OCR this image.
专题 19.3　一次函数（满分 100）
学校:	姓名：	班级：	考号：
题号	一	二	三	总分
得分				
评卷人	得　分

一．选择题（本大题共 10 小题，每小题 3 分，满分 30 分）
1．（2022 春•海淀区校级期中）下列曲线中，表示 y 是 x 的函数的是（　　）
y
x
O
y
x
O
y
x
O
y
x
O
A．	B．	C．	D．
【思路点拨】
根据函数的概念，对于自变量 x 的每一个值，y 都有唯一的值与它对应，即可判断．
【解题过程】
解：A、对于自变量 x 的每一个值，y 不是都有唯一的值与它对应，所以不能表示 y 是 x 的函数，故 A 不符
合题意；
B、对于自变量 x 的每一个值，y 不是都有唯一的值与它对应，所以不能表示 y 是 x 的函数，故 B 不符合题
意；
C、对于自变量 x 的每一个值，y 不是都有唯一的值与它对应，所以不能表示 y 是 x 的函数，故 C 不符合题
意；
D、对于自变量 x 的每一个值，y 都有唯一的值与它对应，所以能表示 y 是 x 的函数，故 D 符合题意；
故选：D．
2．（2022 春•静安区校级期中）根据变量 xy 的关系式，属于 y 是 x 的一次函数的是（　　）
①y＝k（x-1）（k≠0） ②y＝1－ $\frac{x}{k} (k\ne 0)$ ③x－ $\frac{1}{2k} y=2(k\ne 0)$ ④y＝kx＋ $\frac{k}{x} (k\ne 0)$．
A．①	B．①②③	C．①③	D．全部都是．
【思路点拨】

=======

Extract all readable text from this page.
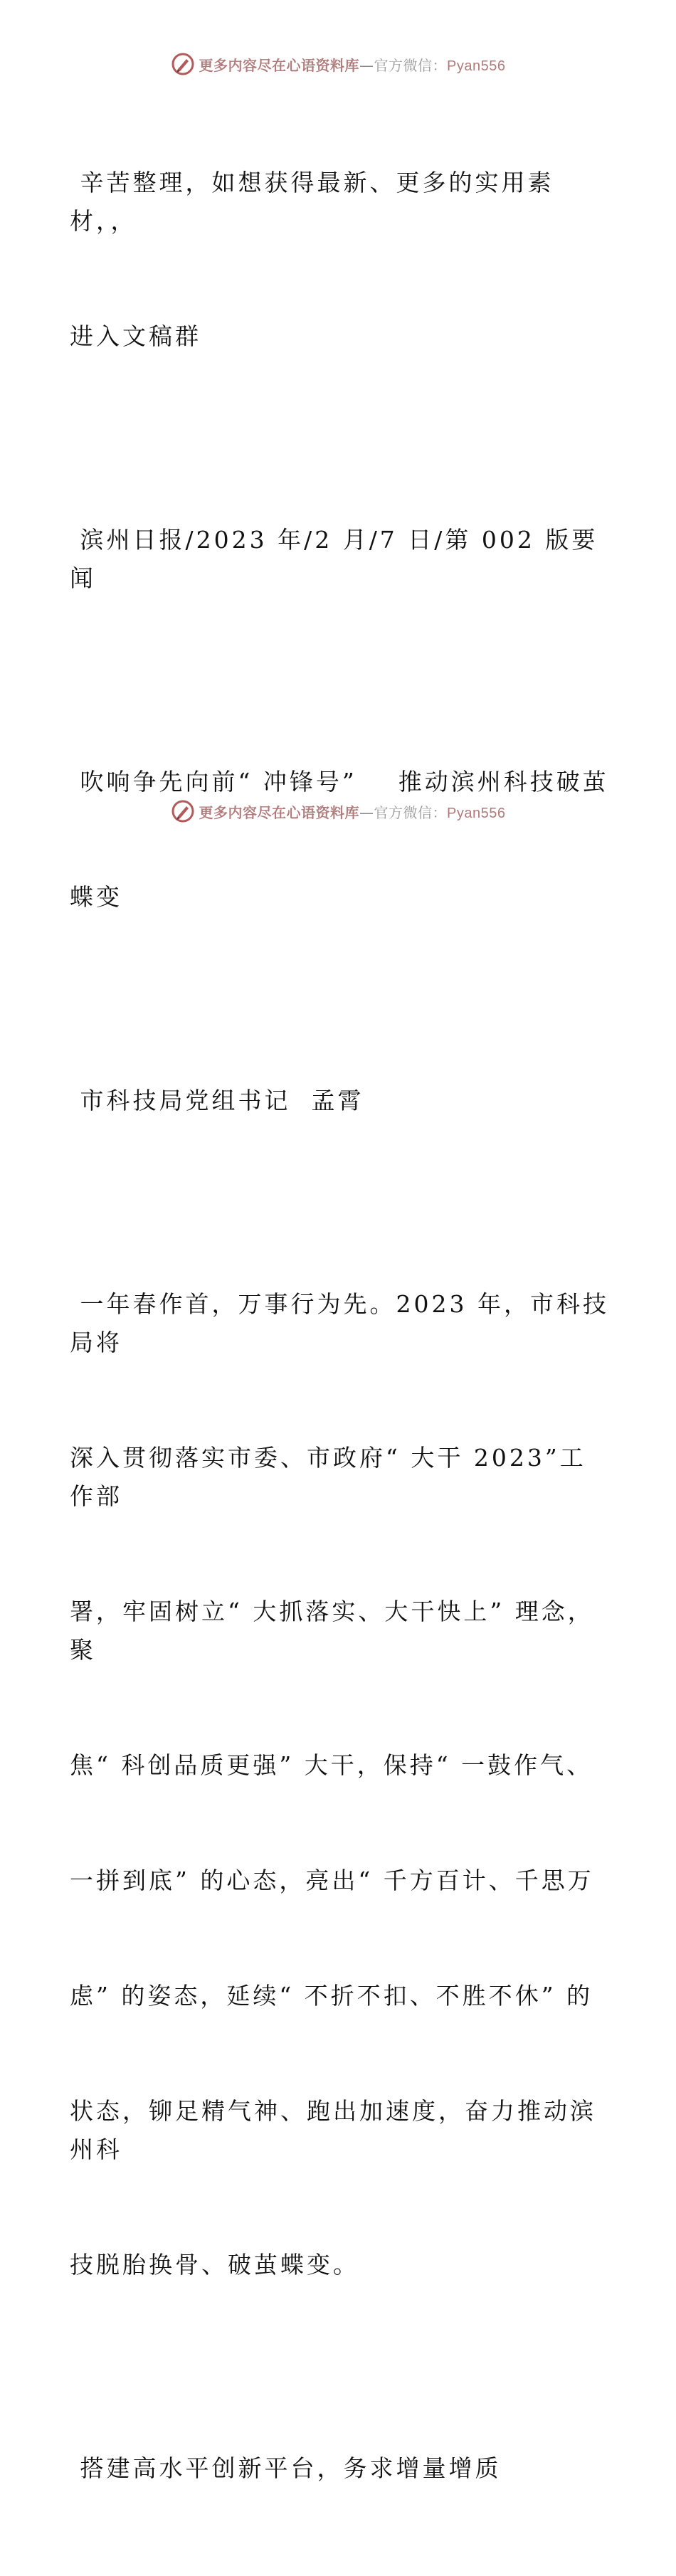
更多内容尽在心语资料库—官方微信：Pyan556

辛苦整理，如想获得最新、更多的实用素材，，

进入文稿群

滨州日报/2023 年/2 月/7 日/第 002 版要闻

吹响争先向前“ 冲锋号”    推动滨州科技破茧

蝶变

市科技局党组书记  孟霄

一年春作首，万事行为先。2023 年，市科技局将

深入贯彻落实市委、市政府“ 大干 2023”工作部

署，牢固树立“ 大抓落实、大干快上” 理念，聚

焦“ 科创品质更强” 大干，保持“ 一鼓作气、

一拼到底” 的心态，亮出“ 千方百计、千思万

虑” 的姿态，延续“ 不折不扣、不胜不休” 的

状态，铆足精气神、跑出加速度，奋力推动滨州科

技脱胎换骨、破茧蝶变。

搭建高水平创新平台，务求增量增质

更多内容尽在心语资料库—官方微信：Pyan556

=======

● **GOAL OF THE EXERCISE**
Locate the lines above that contain "对于自变量" and copy them.

● **SOLVED EXERCISE**
根据函数的概念，对于自变量 x 的每一个值，y 都有唯一的值与它对应，即可判断．
解：A、对于自变量 x 的每一个值，y 不是都有唯一的值与它对应，所以不能表示 y 是 x 的函数，故 A 不符
B、对于自变量 x 的每一个值，y 不是都有唯一的值与它对应，所以不能表示 y 是 x 的函数，故 B 不符合题
C、对于自变量 x 的每一个值，y 不是都有唯一的值与它对应，所以不能表示 y 是 x 的函数，故 C 不符合题
D、对于自变量 x 的每一个值，y 都有唯一的值与它对应，所以能表示 y 是 x 的函数，故 D 符合题意；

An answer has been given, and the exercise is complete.